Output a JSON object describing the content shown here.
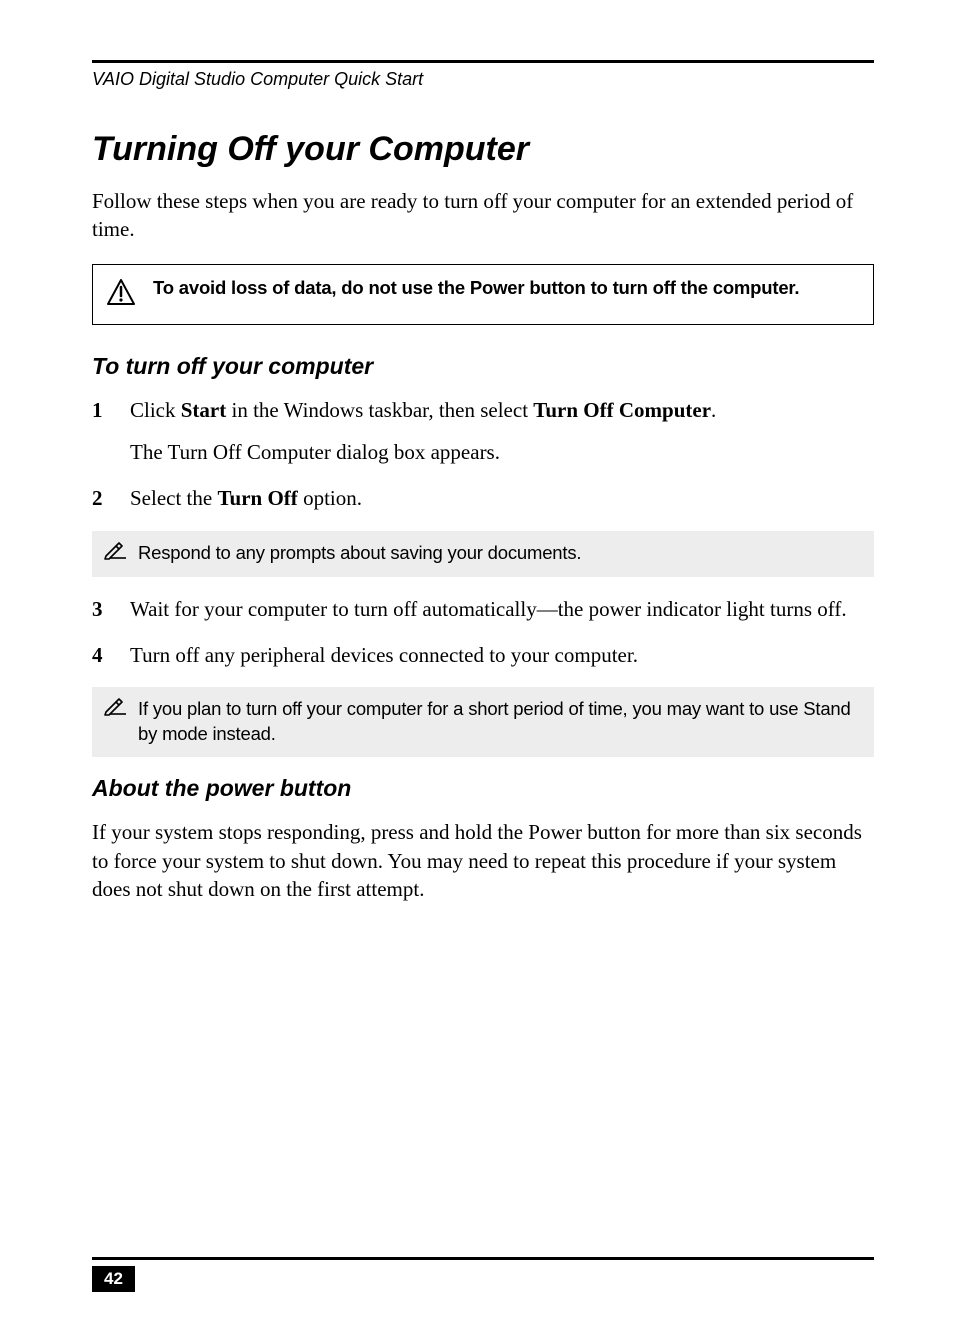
{
  "running_head": "VAIO Digital Studio Computer Quick Start",
  "title": "Turning Off your Computer",
  "intro": "Follow these steps when you are ready to turn off your computer for an extended period of time.",
  "warning": "To avoid loss of data, do not use the Power button to turn off the computer.",
  "sub1": "To turn off your computer",
  "step1_pre": "Click ",
  "step1_bold1": "Start",
  "step1_mid": " in the Windows taskbar, then select ",
  "step1_bold2": "Turn Off Computer",
  "step1_post": ".",
  "step1_sub": "The Turn Off Computer dialog box appears.",
  "step2_pre": "Select the ",
  "step2_bold": "Turn Off",
  "step2_post": " option.",
  "note1": "Respond to any prompts about saving your documents.",
  "step3": "Wait for your computer to turn off automatically—the power indicator light turns off.",
  "step4": "Turn off any peripheral devices connected to your computer.",
  "note2": "If you plan to turn off your computer for a short period of time, you may want to use Stand by mode instead.",
  "sub2": "About the power button",
  "about_body": "If your system stops responding, press and hold the Power button for more than six seconds to force your system to shut down. You may need to repeat this procedure if your system does not shut down on the first attempt.",
  "page_number": "42"
}
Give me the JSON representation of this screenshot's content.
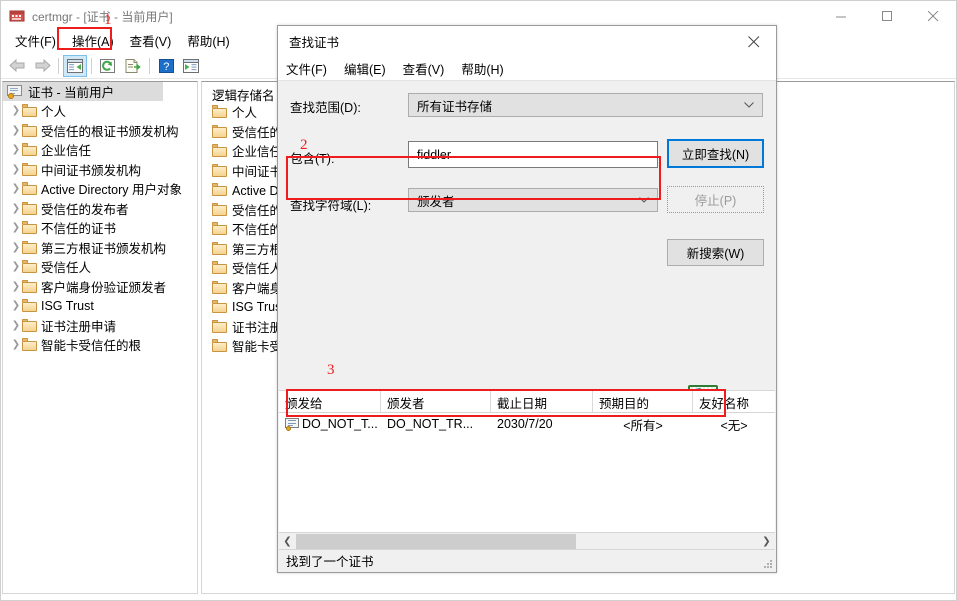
{
  "main_window": {
    "title": "certmgr - [证书 - 当前用户]",
    "icon": "certmgr-icon",
    "window_controls": {
      "minimize": "–",
      "maximize": "□",
      "close": "✕"
    },
    "menus": [
      {
        "label": "文件(F)",
        "name": "menu-file"
      },
      {
        "label": "操作(A)",
        "name": "menu-action"
      },
      {
        "label": "查看(V)",
        "name": "menu-view"
      },
      {
        "label": "帮助(H)",
        "name": "menu-help"
      }
    ],
    "toolbar": [
      {
        "name": "back-icon",
        "glyph": "⬅"
      },
      {
        "name": "forward-icon",
        "glyph": "➡"
      },
      {
        "name": "show-hide-tree-icon",
        "glyph": ""
      },
      {
        "name": "refresh-icon",
        "glyph": ""
      },
      {
        "name": "export-list-icon",
        "glyph": ""
      },
      {
        "name": "help-icon",
        "glyph": "?"
      },
      {
        "name": "show-action-pane-icon",
        "glyph": ""
      }
    ]
  },
  "tree_pane": {
    "root_label": "证书 - 当前用户",
    "items": [
      {
        "label": "个人"
      },
      {
        "label": "受信任的根证书颁发机构"
      },
      {
        "label": "企业信任"
      },
      {
        "label": "中间证书颁发机构"
      },
      {
        "label": "Active Directory 用户对象"
      },
      {
        "label": "受信任的发布者"
      },
      {
        "label": "不信任的证书"
      },
      {
        "label": "第三方根证书颁发机构"
      },
      {
        "label": "受信任人"
      },
      {
        "label": "客户端身份验证颁发者"
      },
      {
        "label": "ISG Trust"
      },
      {
        "label": "证书注册申请"
      },
      {
        "label": "智能卡受信任的根"
      }
    ]
  },
  "list_pane": {
    "column_header": "逻辑存储名",
    "items": [
      {
        "label": "个人"
      },
      {
        "label": "受信任的根证书颁发机构"
      },
      {
        "label": "企业信任"
      },
      {
        "label": "中间证书颁发机构"
      },
      {
        "label": "Active Directory 用户对象"
      },
      {
        "label": "受信任的发布者"
      },
      {
        "label": "不信任的证书"
      },
      {
        "label": "第三方根证书颁发机构"
      },
      {
        "label": "受信任人"
      },
      {
        "label": "客户端身份验证颁发者"
      },
      {
        "label": "ISG Trust"
      },
      {
        "label": "证书注册申请"
      },
      {
        "label": "智能卡受信任的根"
      }
    ]
  },
  "find_dialog": {
    "title": "查找证书",
    "close_label": "✕",
    "menus": [
      {
        "label": "文件(F)",
        "name": "dlg-menu-file"
      },
      {
        "label": "编辑(E)",
        "name": "dlg-menu-edit"
      },
      {
        "label": "查看(V)",
        "name": "dlg-menu-view"
      },
      {
        "label": "帮助(H)",
        "name": "dlg-menu-help"
      }
    ],
    "scope": {
      "label": "查找范围(D):",
      "value": "所有证书存储"
    },
    "contains": {
      "label": "包含(T):",
      "value": "fiddler",
      "placeholder": ""
    },
    "field": {
      "label": "查找字符域(L):",
      "value": "颁发者"
    },
    "buttons": {
      "find_now": "立即查找(N)",
      "stop": "停止(P)",
      "new_search": "新搜索(W)"
    },
    "search_anim_icon": "certificate-search-icon",
    "results": {
      "columns": [
        "颁发给",
        "颁发者",
        "截止日期",
        "预期目的",
        "友好名称"
      ],
      "rows": [
        {
          "issued_to": "DO_NOT_T...",
          "issuer": "DO_NOT_TR...",
          "expiry": "2030/7/20",
          "purpose": "<所有>",
          "friendly_name": "<无>"
        }
      ]
    },
    "status_text": "找到了一个证书",
    "hscroll": {
      "left_glyph": "❮",
      "right_glyph": "❯"
    }
  },
  "annotations": [
    {
      "number": "1",
      "target": "menu-action"
    },
    {
      "number": "2",
      "target": "contains-field-row"
    },
    {
      "number": "3",
      "target": "results-row"
    }
  ],
  "colors": {
    "annotation_red": "#ee1c1c",
    "accent_blue": "#0078d7",
    "selection_gray": "#dcdcdc",
    "dialog_bg": "#f0f0f0"
  }
}
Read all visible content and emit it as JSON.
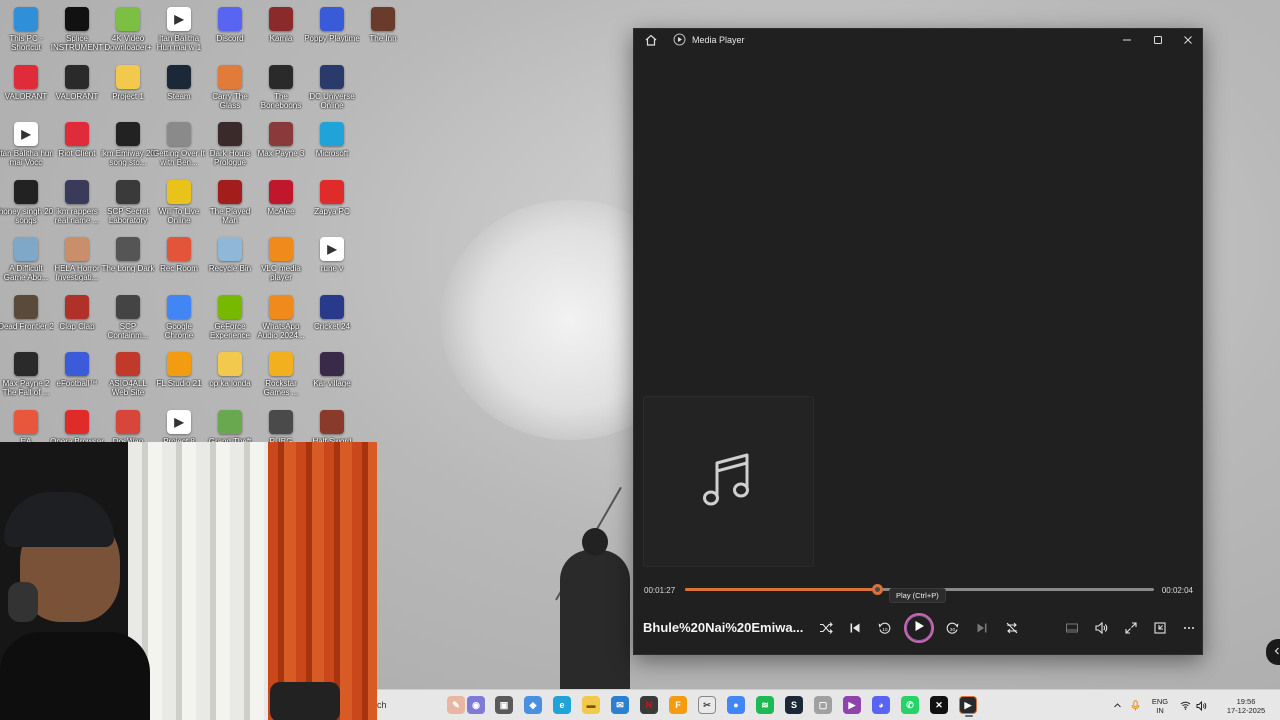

=======

» **DESCRIPTION OF THE TASK**:
Return each line from the material above exactly, but not the pictures.

» **THE SOLUTION**:
Output a JSON object describing the content shown here.
{
  "running_head": "VAIO Digital Studio Computer Quick Start",
  "title": "Turning Off your Computer",
  "intro": "Follow these steps when you are ready to turn off your computer for an extended period of time.",
  "warning": "To avoid loss of data, do not use the Power button to turn off the computer.",
  "sub1": "To turn off your computer",
  "step1_pre": "Click ",
  "step1_bold1": "Start",
  "step1_mid": " in the Windows taskbar, then select ",
  "step1_bold2": "Turn Off Computer",
  "step1_post": ".",
  "step1_sub": "The Turn Off Computer dialog box appears.",
  "step2_pre": "Select the ",
  "step2_bold": "Turn Off",
  "step2_post": " option.",
  "note1": "Respond to any prompts about saving your documents.",
  "step3": "Wait for your computer to turn off automatically—the power indicator light turns off.",
  "step4": "Turn off any peripheral devices connected to your computer.",
  "note2": "If you plan to turn off your computer for a short period of time, you may want to use Stand by mode instead.",
  "sub2": "About the power button",
  "about_body": "If your system stops responding, press and hold the Power button for more than six seconds to force your system to shut down. You may need to repeat this procedure if your system does not shut down on the first attempt.",
  "page_number": "42"
}
Give me the JSON representation of this screenshot's content.
{
  "main_window": {
    "title": "certmgr - [证书 - 当前用户]",
    "icon": "certmgr-icon",
    "window_controls": {
      "minimize": "–",
      "maximize": "□",
      "close": "✕"
    },
    "menus": [
      {
        "label": "文件(F)",
        "name": "menu-file"
      },
      {
        "label": "操作(A)",
        "name": "menu-action"
      },
      {
        "label": "查看(V)",
        "name": "menu-view"
      },
      {
        "label": "帮助(H)",
        "name": "menu-help"
      }
    ],
    "toolbar": [
      {
        "name": "back-icon",
        "glyph": "⬅"
      },
      {
        "name": "forward-icon",
        "glyph": "➡"
      },
      {
        "name": "show-hide-tree-icon",
        "glyph": ""
      },
      {
        "name": "refresh-icon",
        "glyph": ""
      },
      {
        "name": "export-list-icon",
        "glyph": ""
      },
      {
        "name": "help-icon",
        "glyph": "?"
      },
      {
        "name": "show-action-pane-icon",
        "glyph": ""
      }
    ]
  },
  "tree_pane": {
    "root_label": "证书 - 当前用户",
    "items": [
      {
        "label": "个人"
      },
      {
        "label": "受信任的根证书颁发机构"
      },
      {
        "label": "企业信任"
      },
      {
        "label": "中间证书颁发机构"
      },
      {
        "label": "Active Directory 用户对象"
      },
      {
        "label": "受信任的发布者"
      },
      {
        "label": "不信任的证书"
      },
      {
        "label": "第三方根证书颁发机构"
      },
      {
        "label": "受信任人"
      },
      {
        "label": "客户端身份验证颁发者"
      },
      {
        "label": "ISG Trust"
      },
      {
        "label": "证书注册申请"
      },
      {
        "label": "智能卡受信任的根"
      }
    ]
  },
  "list_pane": {
    "column_header": "逻辑存储名",
    "items": [
      {
        "label": "个人"
      },
      {
        "label": "受信任的根证书颁发机构"
      },
      {
        "label": "企业信任"
      },
      {
        "label": "中间证书颁发机构"
      },
      {
        "label": "Active Directory 用户对象"
      },
      {
        "label": "受信任的发布者"
      },
      {
        "label": "不信任的证书"
      },
      {
        "label": "第三方根证书颁发机构"
      },
      {
        "label": "受信任人"
      },
      {
        "label": "客户端身份验证颁发者"
      },
      {
        "label": "ISG Trust"
      },
      {
        "label": "证书注册申请"
      },
      {
        "label": "智能卡受信任的根"
      }
    ]
  },
  "find_dialog": {
    "title": "查找证书",
    "close_label": "✕",
    "menus": [
      {
        "label": "文件(F)",
        "name": "dlg-menu-file"
      },
      {
        "label": "编辑(E)",
        "name": "dlg-menu-edit"
      },
      {
        "label": "查看(V)",
        "name": "dlg-menu-view"
      },
      {
        "label": "帮助(H)",
        "name": "dlg-menu-help"
      }
    ],
    "scope": {
      "label": "查找范围(D):",
      "value": "所有证书存储"
    },
    "contains": {
      "label": "包含(T):",
      "value": "fiddler",
      "placeholder": ""
    },
    "field": {
      "label": "查找字符域(L):",
      "value": "颁发者"
    },
    "buttons": {
      "find_now": "立即查找(N)",
      "stop": "停止(P)",
      "new_search": "新搜索(W)"
    },
    "search_anim_icon": "certificate-search-icon",
    "results": {
      "columns": [
        "颁发给",
        "颁发者",
        "截止日期",
        "预期目的",
        "友好名称"
      ],
      "rows": [
        {
          "issued_to": "DO_NOT_T...",
          "issuer": "DO_NOT_TR...",
          "expiry": "2030/7/20",
          "purpose": "<所有>",
          "friendly_name": "<无>"
        }
      ]
    },
    "status_text": "找到了一个证书",
    "hscroll": {
      "left_glyph": "❮",
      "right_glyph": "❯"
    }
  },
  "annotations": [
    {
      "number": "1",
      "target": "menu-action"
    },
    {
      "number": "2",
      "target": "contains-field-row"
    },
    {
      "number": "3",
      "target": "results-row"
    }
  ],
  "colors": {
    "annotation_red": "#ee1c1c",
    "accent_blue": "#0078d7",
    "selection_gray": "#dcdcdc",
    "dialog_bg": "#f0f0f0"
  }
}
Read all visible content and emit it as JSON.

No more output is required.